GIVEN EXERCISE A: Print the passage of the EML validation text between "- The document" and "be absent in both.", inclusive.

--- TEXT TO READ ---

# Validation and Content references

This section explains the validation rules of EML. While most of the validation
rules are expressed as constraints within the XML Schema definition files, there are 
some rules that cannot be written directly into the XML Schemas nor enforced 
by an XML parser. These additional validation rules MUST be enforced by every 
EML package in order for it to be considered EML-compliant.

## Validation rules

For a document to be EML-valid, all of the following constraints must hold true:

- The document MUST validate using a compliant XML Schema validating parser
- All EML documents MUST have the 'eml' module as the root
- A `packageId` attribute MUST be present on the root `eml` element
- All `id` attributes within the document MUST be unique
- Elements which contain an `annotation` child element MUST contain an `id` attribute,
  unless the containing `annotation` element contains a `references` attribute
- If an element references another using a child `references` element, 
  another element with that value in its `id` attribute MUST exist in the document
- When `references` is used, the `system` attribute MUST have 
  the same value in both the target and source elements, or it must be absent in both.
  Frequently it is absent in both.

--- DATA ---

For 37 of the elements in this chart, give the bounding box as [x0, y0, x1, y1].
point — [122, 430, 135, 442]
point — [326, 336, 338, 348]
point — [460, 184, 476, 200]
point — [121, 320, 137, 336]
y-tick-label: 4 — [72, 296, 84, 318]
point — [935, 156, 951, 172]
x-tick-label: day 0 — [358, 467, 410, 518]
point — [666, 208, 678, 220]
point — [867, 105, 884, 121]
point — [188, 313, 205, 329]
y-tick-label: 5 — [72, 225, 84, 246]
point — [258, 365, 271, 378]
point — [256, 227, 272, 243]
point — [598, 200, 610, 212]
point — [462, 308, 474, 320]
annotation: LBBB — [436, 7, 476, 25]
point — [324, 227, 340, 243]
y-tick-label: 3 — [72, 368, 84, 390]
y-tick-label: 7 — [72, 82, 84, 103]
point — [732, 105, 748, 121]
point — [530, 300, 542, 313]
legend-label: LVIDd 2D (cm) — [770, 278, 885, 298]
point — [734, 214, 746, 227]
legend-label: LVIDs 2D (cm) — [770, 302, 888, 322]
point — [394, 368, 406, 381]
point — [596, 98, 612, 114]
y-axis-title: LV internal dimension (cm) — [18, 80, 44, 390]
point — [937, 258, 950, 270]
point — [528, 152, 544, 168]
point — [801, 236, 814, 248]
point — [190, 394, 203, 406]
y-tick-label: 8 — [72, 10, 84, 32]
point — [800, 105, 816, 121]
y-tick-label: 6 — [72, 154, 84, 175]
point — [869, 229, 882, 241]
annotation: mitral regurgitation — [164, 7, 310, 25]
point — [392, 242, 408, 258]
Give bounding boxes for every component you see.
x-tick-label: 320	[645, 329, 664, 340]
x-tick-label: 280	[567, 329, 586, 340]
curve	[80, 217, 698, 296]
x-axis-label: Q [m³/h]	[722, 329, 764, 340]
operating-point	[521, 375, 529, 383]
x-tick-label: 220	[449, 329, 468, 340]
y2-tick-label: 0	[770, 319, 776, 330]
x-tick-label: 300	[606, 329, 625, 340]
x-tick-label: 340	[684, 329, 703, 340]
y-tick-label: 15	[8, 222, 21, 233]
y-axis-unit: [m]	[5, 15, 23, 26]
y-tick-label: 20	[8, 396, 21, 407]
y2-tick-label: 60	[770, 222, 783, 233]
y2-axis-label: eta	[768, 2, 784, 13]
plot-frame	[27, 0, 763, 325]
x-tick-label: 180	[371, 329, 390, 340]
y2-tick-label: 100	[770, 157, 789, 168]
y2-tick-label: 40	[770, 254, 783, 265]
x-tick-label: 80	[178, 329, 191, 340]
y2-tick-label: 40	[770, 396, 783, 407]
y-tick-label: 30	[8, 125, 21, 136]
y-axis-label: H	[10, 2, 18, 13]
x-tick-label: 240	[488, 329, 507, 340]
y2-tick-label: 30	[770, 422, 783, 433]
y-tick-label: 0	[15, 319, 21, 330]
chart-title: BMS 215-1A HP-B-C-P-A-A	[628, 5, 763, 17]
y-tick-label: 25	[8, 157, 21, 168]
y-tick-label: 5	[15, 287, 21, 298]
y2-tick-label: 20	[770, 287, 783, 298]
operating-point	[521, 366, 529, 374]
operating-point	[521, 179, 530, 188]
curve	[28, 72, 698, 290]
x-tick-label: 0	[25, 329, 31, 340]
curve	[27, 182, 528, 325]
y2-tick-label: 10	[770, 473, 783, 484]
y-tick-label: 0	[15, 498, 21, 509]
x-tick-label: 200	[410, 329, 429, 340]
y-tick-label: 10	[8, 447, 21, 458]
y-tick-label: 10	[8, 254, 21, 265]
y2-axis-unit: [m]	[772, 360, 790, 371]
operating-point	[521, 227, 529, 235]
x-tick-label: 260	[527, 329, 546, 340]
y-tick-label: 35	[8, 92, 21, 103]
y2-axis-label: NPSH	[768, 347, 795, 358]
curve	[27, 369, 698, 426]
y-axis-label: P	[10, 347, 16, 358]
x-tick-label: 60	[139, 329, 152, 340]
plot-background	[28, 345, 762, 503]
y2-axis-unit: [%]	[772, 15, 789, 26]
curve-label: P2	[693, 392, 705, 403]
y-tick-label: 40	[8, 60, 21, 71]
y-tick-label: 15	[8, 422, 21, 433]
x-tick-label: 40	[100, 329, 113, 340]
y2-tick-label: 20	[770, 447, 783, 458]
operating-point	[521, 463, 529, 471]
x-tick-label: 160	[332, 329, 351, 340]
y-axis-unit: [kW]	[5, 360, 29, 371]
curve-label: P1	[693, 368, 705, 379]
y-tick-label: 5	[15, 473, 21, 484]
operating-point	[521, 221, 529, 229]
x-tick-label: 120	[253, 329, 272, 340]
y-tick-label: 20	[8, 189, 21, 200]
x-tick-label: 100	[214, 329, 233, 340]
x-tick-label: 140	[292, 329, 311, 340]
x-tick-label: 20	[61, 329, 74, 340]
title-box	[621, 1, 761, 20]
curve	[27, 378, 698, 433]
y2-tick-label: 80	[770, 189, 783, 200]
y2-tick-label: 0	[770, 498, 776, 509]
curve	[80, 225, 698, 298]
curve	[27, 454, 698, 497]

---

GIVEN EXERCISE B: Render the rows from the first one through the row holding "y-tick-label: 5 — [72, 225, 84, 246]", inclusive, as a JSON list of strings with one string per row and blank rows left out.

FULL RESPONSE A:
- The document MUST validate using a compliant XML Schema validating parser
- All EML documents MUST have the 'eml' module as the root
- A `packageId` attribute MUST be present on the root `eml` element
- All `id` attributes within the document MUST be unique
- Elements which contain an `annotation` child element MUST contain an `id` attribute,
  unless the containing `annotation` element contains a `references` attribute
- If an element references another using a child `references` element, 
  another element with that value in its `id` attribute MUST exist in the document
- When `references` is used, the `system` attribute MUST have 
  the same value in both the target and source elements, or it must be absent in both.

FULL RESPONSE B:
[
  "For 37 of the elements in this chart, give the bounding box as [x0, y0, x1, y1].",
  "point — [122, 430, 135, 442]",
  "point — [326, 336, 338, 348]",
  "point — [460, 184, 476, 200]",
  "point — [121, 320, 137, 336]",
  "y-tick-label: 4 — [72, 296, 84, 318]",
  "point — [935, 156, 951, 172]",
  "x-tick-label: day 0 — [358, 467, 410, 518]",
  "point — [666, 208, 678, 220]",
  "point — [867, 105, 884, 121]",
  "point — [188, 313, 205, 329]",
  "y-tick-label: 5 — [72, 225, 84, 246]"
]